● **To do**: Pull out from the material below all lines with "latach".

● **Items from a data source**:
==============================

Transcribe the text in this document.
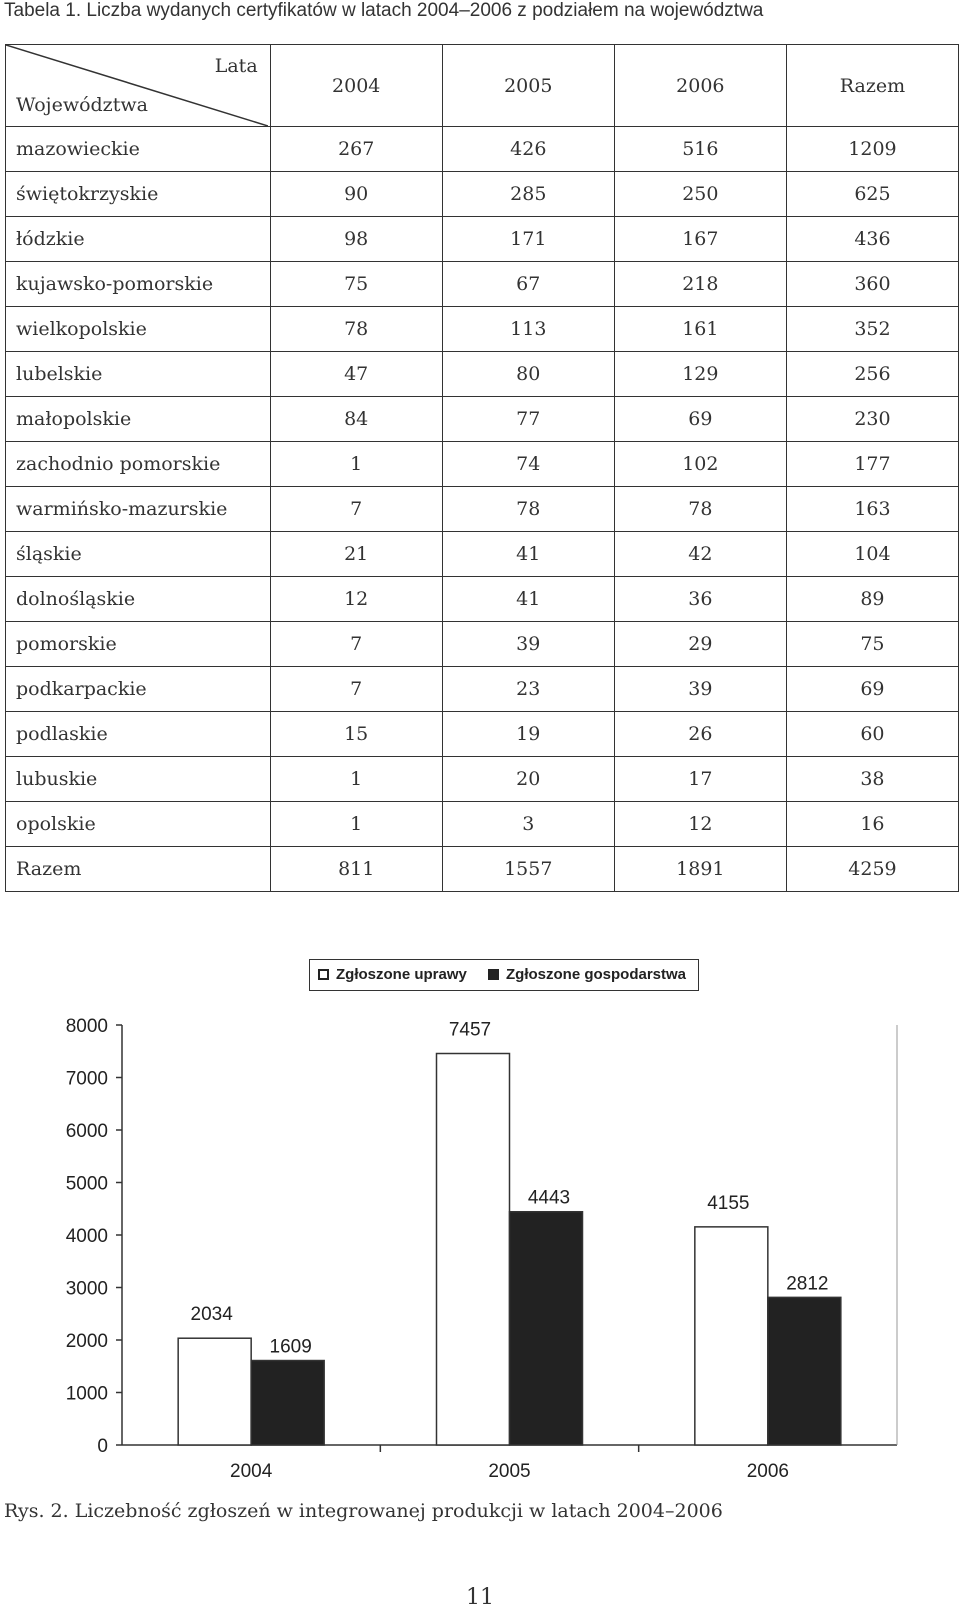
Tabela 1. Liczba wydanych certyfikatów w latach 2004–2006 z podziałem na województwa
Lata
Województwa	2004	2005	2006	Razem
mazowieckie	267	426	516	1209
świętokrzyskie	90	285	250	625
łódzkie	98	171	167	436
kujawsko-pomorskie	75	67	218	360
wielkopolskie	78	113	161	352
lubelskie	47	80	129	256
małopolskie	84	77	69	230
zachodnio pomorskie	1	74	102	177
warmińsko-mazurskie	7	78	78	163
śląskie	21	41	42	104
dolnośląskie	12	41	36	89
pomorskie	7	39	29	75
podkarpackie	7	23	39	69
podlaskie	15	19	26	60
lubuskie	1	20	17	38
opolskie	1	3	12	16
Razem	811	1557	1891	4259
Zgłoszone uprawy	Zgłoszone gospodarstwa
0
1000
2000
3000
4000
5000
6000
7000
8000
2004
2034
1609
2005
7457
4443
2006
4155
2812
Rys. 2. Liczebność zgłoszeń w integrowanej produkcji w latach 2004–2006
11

==============================

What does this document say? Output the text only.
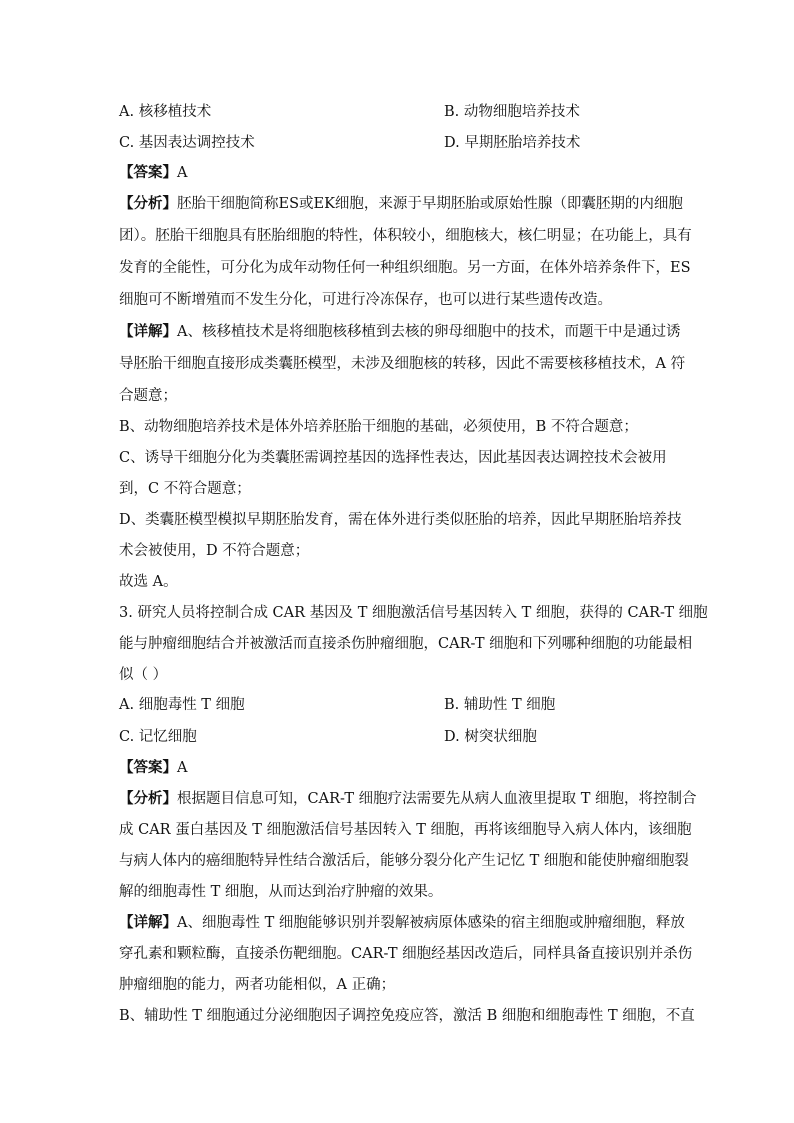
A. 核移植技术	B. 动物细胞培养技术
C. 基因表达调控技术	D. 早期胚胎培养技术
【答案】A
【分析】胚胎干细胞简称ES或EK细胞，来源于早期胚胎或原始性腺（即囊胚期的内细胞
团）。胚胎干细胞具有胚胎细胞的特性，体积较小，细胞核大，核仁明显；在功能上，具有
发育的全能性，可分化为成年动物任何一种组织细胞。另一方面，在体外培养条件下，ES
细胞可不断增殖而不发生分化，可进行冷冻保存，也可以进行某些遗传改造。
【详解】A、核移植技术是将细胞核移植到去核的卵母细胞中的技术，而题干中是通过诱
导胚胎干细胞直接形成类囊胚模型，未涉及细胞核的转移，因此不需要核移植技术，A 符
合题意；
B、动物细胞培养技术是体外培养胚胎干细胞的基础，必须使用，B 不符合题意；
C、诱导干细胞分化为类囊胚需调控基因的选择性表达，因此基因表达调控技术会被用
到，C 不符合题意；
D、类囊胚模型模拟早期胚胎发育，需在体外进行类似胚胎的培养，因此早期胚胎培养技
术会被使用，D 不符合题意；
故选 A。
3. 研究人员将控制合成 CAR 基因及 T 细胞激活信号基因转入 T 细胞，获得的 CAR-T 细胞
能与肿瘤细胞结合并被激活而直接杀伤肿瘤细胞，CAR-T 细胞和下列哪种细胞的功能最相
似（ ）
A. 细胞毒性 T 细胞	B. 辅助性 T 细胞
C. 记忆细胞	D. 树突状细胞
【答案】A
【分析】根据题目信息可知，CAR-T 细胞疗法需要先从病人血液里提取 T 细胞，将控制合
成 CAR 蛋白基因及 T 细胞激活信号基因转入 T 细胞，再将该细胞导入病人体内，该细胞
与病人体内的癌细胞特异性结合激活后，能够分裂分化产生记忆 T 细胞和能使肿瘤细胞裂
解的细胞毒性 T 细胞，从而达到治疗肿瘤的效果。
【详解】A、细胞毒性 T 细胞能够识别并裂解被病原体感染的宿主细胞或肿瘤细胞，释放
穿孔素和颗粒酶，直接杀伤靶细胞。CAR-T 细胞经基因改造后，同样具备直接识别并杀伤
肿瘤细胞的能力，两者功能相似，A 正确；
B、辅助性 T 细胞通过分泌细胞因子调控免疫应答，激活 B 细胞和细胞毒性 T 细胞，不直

==============================

● **Output below**:
Tabela 1. Liczba wydanych certyfikatów w latach 2004–2006 z podziałem na województwa
Rys. 2. Liczebność zgłoszeń w integrowanej produkcji w latach 2004–2006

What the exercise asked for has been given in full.